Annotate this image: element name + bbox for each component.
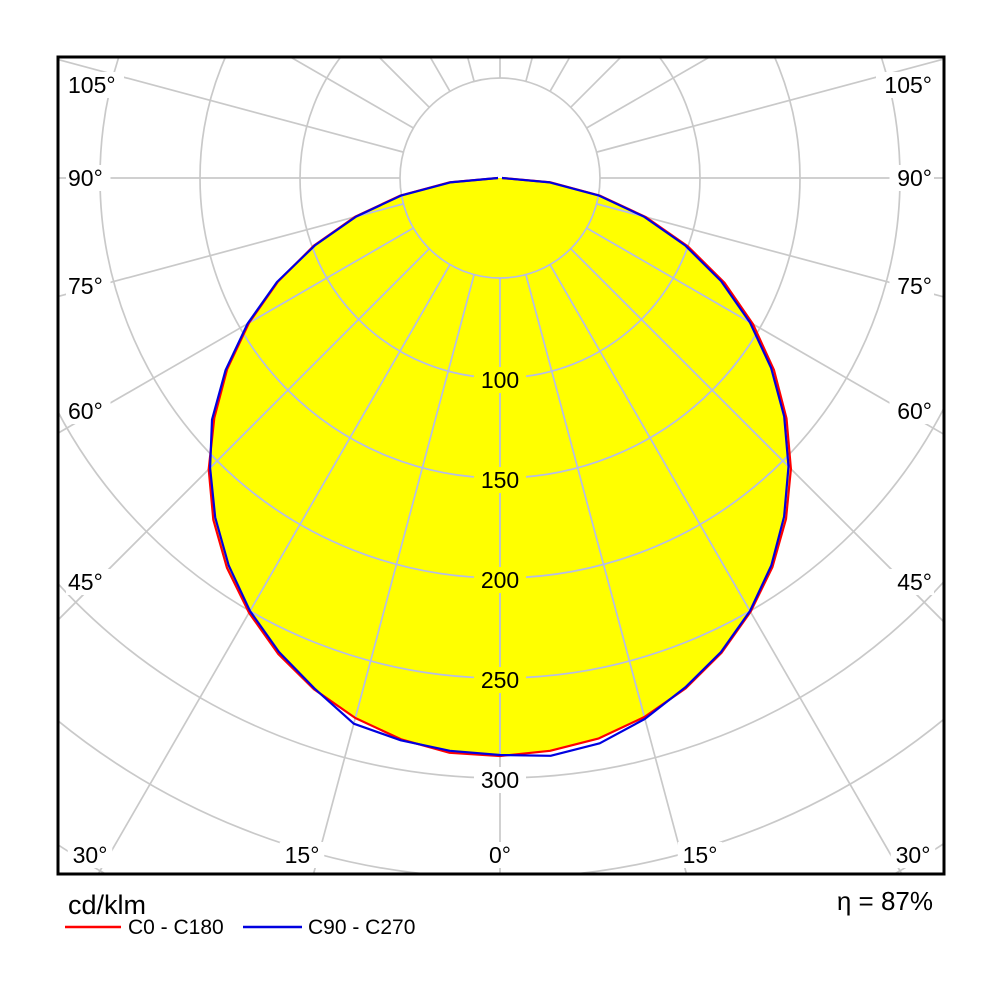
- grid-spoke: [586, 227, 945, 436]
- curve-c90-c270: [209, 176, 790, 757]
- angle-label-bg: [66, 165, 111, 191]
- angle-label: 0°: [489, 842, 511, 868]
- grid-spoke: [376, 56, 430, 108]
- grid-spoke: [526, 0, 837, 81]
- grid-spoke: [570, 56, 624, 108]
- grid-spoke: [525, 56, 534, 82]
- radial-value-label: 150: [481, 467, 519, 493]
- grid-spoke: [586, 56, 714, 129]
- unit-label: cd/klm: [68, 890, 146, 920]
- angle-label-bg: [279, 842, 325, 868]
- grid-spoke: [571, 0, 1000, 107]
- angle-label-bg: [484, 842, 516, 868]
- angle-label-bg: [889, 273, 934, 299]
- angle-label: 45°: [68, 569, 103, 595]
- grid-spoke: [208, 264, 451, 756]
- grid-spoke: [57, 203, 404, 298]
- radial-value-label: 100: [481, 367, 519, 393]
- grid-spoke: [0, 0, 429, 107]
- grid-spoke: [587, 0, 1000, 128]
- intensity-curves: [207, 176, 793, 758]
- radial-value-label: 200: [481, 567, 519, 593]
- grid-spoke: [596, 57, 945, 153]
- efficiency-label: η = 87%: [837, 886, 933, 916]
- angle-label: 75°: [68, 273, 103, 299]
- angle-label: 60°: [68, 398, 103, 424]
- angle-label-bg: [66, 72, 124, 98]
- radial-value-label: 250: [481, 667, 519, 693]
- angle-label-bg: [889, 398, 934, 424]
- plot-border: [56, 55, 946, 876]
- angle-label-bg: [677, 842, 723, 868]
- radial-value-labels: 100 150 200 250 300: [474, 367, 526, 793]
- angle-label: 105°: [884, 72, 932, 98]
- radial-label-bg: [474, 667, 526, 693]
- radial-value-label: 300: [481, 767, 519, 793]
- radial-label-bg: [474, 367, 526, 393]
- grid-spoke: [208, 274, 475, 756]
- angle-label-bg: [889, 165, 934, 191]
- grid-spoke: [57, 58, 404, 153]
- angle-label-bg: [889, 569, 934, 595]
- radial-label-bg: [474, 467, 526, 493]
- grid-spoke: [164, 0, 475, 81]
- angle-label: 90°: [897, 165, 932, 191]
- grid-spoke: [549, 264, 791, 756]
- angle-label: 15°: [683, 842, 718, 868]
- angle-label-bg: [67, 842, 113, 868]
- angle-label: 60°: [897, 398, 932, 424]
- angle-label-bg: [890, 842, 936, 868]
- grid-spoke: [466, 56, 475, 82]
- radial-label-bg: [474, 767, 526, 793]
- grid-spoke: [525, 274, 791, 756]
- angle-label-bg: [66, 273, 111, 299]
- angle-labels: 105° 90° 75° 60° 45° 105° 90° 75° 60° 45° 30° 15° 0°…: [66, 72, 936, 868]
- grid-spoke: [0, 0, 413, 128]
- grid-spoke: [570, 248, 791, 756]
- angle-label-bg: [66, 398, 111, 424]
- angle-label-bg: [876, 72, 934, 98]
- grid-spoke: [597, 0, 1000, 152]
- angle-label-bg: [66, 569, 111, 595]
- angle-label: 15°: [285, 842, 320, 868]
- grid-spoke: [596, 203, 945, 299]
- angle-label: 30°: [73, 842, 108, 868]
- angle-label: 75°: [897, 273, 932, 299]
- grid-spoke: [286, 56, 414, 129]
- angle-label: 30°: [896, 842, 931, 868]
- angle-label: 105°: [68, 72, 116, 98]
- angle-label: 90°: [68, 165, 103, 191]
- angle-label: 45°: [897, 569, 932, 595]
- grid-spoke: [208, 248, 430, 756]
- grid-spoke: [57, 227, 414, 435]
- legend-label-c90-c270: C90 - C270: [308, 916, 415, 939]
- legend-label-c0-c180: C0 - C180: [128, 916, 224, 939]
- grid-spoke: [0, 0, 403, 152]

· · · · · · ·

Please locate every line in the listing above that contains the string "radial" and copy each one out. Case counts, so match only that exact capitalization.

SOLUTION TO THIS TASK:
- radial-value-label: 150: [481, 467, 519, 493]
- radial-value-label: 100: [481, 367, 519, 393]
- radial-value-label: 200: [481, 567, 519, 593]
- radial-value-label: 250: [481, 667, 519, 693]
- radial-value-labels: 100 150 200 250 300: [474, 367, 526, 793]
- radial-label-bg: [474, 667, 526, 693]
- radial-value-label: 300: [481, 767, 519, 793]
- radial-label-bg: [474, 367, 526, 393]
- radial-label-bg: [474, 467, 526, 493]
- radial-label-bg: [474, 767, 526, 793]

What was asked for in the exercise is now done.